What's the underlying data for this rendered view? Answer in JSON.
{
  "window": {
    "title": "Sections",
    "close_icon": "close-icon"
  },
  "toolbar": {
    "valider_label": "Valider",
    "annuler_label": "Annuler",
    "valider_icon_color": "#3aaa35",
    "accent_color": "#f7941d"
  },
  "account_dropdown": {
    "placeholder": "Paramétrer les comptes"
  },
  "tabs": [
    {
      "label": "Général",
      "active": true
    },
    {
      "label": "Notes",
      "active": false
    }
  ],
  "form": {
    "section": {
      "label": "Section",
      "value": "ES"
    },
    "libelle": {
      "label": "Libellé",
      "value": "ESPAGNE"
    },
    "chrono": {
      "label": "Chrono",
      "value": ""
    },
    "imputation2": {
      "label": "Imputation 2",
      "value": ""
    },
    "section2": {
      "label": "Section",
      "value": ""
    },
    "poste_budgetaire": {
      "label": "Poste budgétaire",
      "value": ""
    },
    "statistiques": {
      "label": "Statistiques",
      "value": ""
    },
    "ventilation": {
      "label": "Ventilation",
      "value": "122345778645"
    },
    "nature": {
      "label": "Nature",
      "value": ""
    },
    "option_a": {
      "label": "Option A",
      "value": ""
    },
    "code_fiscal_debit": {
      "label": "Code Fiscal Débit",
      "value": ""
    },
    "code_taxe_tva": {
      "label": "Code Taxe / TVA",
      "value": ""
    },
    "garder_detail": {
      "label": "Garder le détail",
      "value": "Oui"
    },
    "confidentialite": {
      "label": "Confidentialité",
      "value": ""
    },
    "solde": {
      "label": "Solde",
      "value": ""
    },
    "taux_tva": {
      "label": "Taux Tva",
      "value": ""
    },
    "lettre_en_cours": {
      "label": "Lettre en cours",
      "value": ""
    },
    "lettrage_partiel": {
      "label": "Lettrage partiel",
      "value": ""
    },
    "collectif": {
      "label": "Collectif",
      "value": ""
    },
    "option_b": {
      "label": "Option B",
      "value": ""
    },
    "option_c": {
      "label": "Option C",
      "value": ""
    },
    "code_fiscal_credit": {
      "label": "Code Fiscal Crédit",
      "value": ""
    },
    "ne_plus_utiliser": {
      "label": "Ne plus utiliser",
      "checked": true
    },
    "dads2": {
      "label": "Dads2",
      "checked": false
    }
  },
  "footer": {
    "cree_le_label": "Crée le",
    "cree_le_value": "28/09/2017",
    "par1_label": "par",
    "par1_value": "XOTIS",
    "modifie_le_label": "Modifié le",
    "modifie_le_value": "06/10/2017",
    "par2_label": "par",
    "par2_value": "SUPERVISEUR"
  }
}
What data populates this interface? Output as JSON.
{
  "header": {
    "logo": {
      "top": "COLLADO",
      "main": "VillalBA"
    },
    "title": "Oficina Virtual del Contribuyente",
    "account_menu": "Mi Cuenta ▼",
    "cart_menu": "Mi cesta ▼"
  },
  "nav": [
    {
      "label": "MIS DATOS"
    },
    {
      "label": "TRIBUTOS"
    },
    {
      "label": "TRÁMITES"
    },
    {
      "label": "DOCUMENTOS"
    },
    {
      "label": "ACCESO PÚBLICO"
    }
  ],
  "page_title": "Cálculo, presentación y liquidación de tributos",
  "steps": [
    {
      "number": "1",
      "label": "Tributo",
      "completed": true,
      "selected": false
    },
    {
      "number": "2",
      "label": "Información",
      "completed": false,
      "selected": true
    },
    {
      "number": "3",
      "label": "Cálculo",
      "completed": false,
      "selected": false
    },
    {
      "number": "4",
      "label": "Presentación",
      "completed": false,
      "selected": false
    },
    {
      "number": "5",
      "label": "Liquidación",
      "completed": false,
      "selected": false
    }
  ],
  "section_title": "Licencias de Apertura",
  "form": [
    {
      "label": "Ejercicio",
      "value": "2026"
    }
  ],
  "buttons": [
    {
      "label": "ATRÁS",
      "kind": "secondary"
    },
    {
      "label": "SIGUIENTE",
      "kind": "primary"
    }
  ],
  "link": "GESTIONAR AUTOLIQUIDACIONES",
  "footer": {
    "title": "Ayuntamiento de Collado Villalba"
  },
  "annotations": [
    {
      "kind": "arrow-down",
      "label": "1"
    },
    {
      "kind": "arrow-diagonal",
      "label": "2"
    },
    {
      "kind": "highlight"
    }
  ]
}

WHAT YOU NEED TO DO
Locate the line that contains "What data populates". Repeat it and every line after it, up to and including the final line, exactly.

RESPONSE FOR THIS EXERCISE
What data populates this interface? Output as JSON.
{
  "header": {
    "logo": {
      "top": "COLLADO",
      "main": "VillalBA"
    },
    "title": "Oficina Virtual del Contribuyente",
    "account_menu": "Mi Cuenta ▼",
    "cart_menu": "Mi cesta ▼"
  },
  "nav": [
    {
      "label": "MIS DATOS"
    },
    {
      "label": "TRIBUTOS"
    },
    {
      "label": "TRÁMITES"
    },
    {
      "label": "DOCUMENTOS"
    },
    {
      "label": "ACCESO PÚBLICO"
    }
  ],
  "page_title": "Cálculo, presentación y liquidación de tributos",
  "steps": [
    {
      "number": "1",
      "label": "Tributo",
      "completed": true,
      "selected": false
    },
    {
      "number": "2",
      "label": "Información",
      "completed": false,
      "selected": true
    },
    {
      "number": "3",
      "label": "Cálculo",
      "completed": false,
      "selected": false
    },
    {
      "number": "4",
      "label": "Presentación",
      "completed": false,
      "selected": false
    },
    {
      "number": "5",
      "label": "Liquidación",
      "completed": false,
      "selected": false
    }
  ],
  "section_title": "Licencias de Apertura",
  "form": [
    {
      "label": "Ejercicio",
      "value": "2026"
    }
  ],
  "buttons": [
    {
      "label": "ATRÁS",
      "kind": "secondary"
    },
    {
      "label": "SIGUIENTE",
      "kind": "primary"
    }
  ],
  "link": "GESTIONAR AUTOLIQUIDACIONES",
  "footer": {
    "title": "Ayuntamiento de Collado Villalba"
  },
  "annotations": [
    {
      "kind": "arrow-down",
      "label": "1"
    },
    {
      "kind": "arrow-diagonal",
      "label": "2"
    },
    {
      "kind": "highlight"
    }
  ]
}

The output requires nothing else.